* **Work instructions**:
Transcribe the records below exactly, leaving out any pictures.

* **Task input**:
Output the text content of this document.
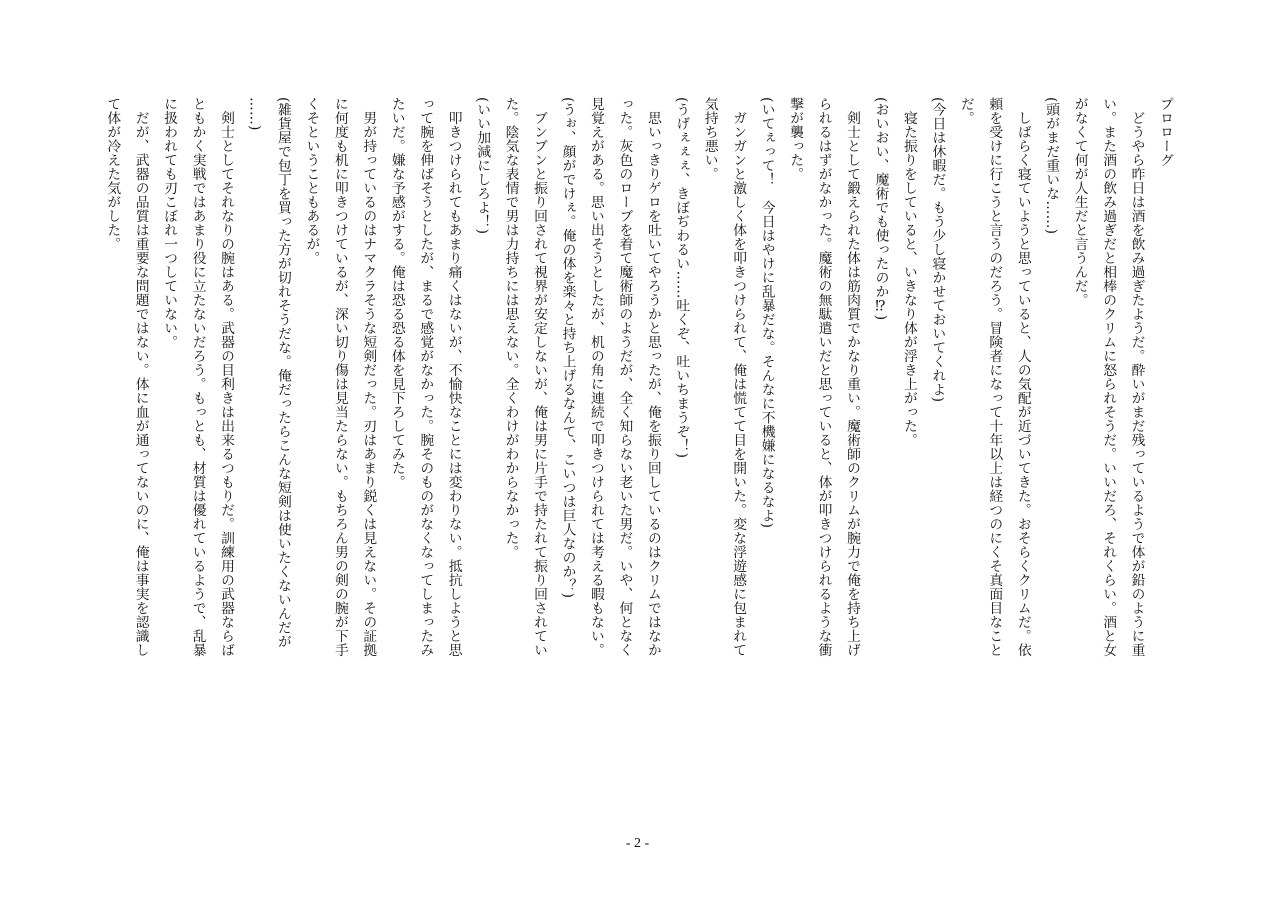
プロローグ
　どうやら昨日は酒を飲み過ぎたようだ。酔いがまだ残っているようで体が鉛のように重
い。また酒の飲み過ぎだと相棒のクリムに怒られそうだ。いいだろ、それくらい。酒と女
がなくて何が人生だと言うんだ。
(頭がまだ重いな……)
　しばらく寝ていようと思っていると、人の気配が近づいてきた。おそらくクリムだ。依
頼を受けに行こうと言うのだろう。冒険者になって十年以上は経つのにくそ真面目なこと
だ。
(今日は休暇だ。もう少し寝かせておいてくれよ)
　寝た振りをしていると、いきなり体が浮き上がった。
(おいおい、魔術でも使ったのか⁉)
　剣士として鍛えられた体は筋肉質でかなり重い。魔術師のクリムが腕力で俺を持ち上げ
られるはずがなかった。魔術の無駄遣いだと思っていると、体が叩きつけられるような衝
撃が襲った。
(いてぇって！　今日はやけに乱暴だな。そんなに不機嫌になるなよ)
　ガンガンと激しく体を叩きつけられて、俺は慌てて目を開いた。変な浮遊感に包まれて
気持ち悪い。
(うげぇぇぇ、きぼぢわるい……吐くぞ、吐いちまうぞ！)
　思いっきりゲロを吐いてやろうかと思ったが、俺を振り回しているのはクリムではなか
った。灰色のローブを着て魔術師のようだが、全く知らない老いた男だ。いや、何となく
見覚えがある。思い出そうとしたが、机の角に連続で叩きつけられては考える暇もない。
(うぉ、顔がでけぇ。俺の体を楽々と持ち上げるなんて、こいつは巨人なのか？)
　ブンブンと振り回されて視界が安定しないが、俺は男に片手で持たれて振り回されてい
た。陰気な表情で男は力持ちには思えない。全くわけがわからなかった。
(いい加減にしろよ！)
　叩きつけられてもあまり痛くはないが、不愉快なことには変わりない。抵抗しようと思
って腕を伸ばそうとしたが、まるで感覚がなかった。腕そのものがなくなってしまったみ
たいだ。嫌な予感がする。俺は恐る恐る体を見下ろしてみた。
　男が持っているのはナマクラそうな短剣だった。刃はあまり鋭くは見えない。その証拠
に何度も机に叩きつけているが、深い切り傷は見当たらない。もちろん男の剣の腕が下手
くそということもあるが。
(雑貨屋で包丁を買った方が切れそうだな。俺だったらこんな短剣は使いたくないんだが
……)
　剣士としてそれなりの腕はある。武器の目利きは出来るつもりだ。訓練用の武器ならば
ともかく実戦ではあまり役に立たないだろう。もっとも、材質は優れているようで、乱暴
に扱われても刃こぼれ一つしていない。
　だが、武器の品質は重要な問題ではない。体に血が通ってないのに、俺は事実を認識し
て体が冷えた気がした。
- 2 -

* **Exercise solution**:
Output the text content of this document.
プロローグ
　どうやら昨日は酒を飲み過ぎたようだ。酔いがまだ残っているようで体が鉛のように重
い。また酒の飲み過ぎだと相棒のクリムに怒られそうだ。いいだろ、それくらい。酒と女
がなくて何が人生だと言うんだ。
(頭がまだ重いな……)
　しばらく寝ていようと思っていると、人の気配が近づいてきた。おそらくクリムだ。依
頼を受けに行こうと言うのだろう。冒険者になって十年以上は経つのにくそ真面目なこと
だ。
(今日は休暇だ。もう少し寝かせておいてくれよ)
　寝た振りをしていると、いきなり体が浮き上がった。
(おいおい、魔術でも使ったのか⁉)
　剣士として鍛えられた体は筋肉質でかなり重い。魔術師のクリムが腕力で俺を持ち上げ
られるはずがなかった。魔術の無駄遣いだと思っていると、体が叩きつけられるような衝
撃が襲った。
(いてぇって！　今日はやけに乱暴だな。そんなに不機嫌になるなよ)
　ガンガンと激しく体を叩きつけられて、俺は慌てて目を開いた。変な浮遊感に包まれて
気持ち悪い。
(うげぇぇぇ、きぼぢわるい……吐くぞ、吐いちまうぞ！)
　思いっきりゲロを吐いてやろうかと思ったが、俺を振り回しているのはクリムではなか
った。灰色のローブを着て魔術師のようだが、全く知らない老いた男だ。いや、何となく
見覚えがある。思い出そうとしたが、机の角に連続で叩きつけられては考える暇もない。
(うぉ、顔がでけぇ。俺の体を楽々と持ち上げるなんて、こいつは巨人なのか？)
　ブンブンと振り回されて視界が安定しないが、俺は男に片手で持たれて振り回されてい
た。陰気な表情で男は力持ちには思えない。全くわけがわからなかった。
(いい加減にしろよ！)
　叩きつけられてもあまり痛くはないが、不愉快なことには変わりない。抵抗しようと思
って腕を伸ばそうとしたが、まるで感覚がなかった。腕そのものがなくなってしまったみ
たいだ。嫌な予感がする。俺は恐る恐る体を見下ろしてみた。
　男が持っているのはナマクラそうな短剣だった。刃はあまり鋭くは見えない。その証拠
に何度も机に叩きつけているが、深い切り傷は見当たらない。もちろん男の剣の腕が下手
くそということもあるが。
(雑貨屋で包丁を買った方が切れそうだな。俺だったらこんな短剣は使いたくないんだが
……)
　剣士としてそれなりの腕はある。武器の目利きは出来るつもりだ。訓練用の武器ならば
ともかく実戦ではあまり役に立たないだろう。もっとも、材質は優れているようで、乱暴
に扱われても刃こぼれ一つしていない。
　だが、武器の品質は重要な問題ではない。体に血が通ってないのに、俺は事実を認識し
て体が冷えた気がした。
- 2 -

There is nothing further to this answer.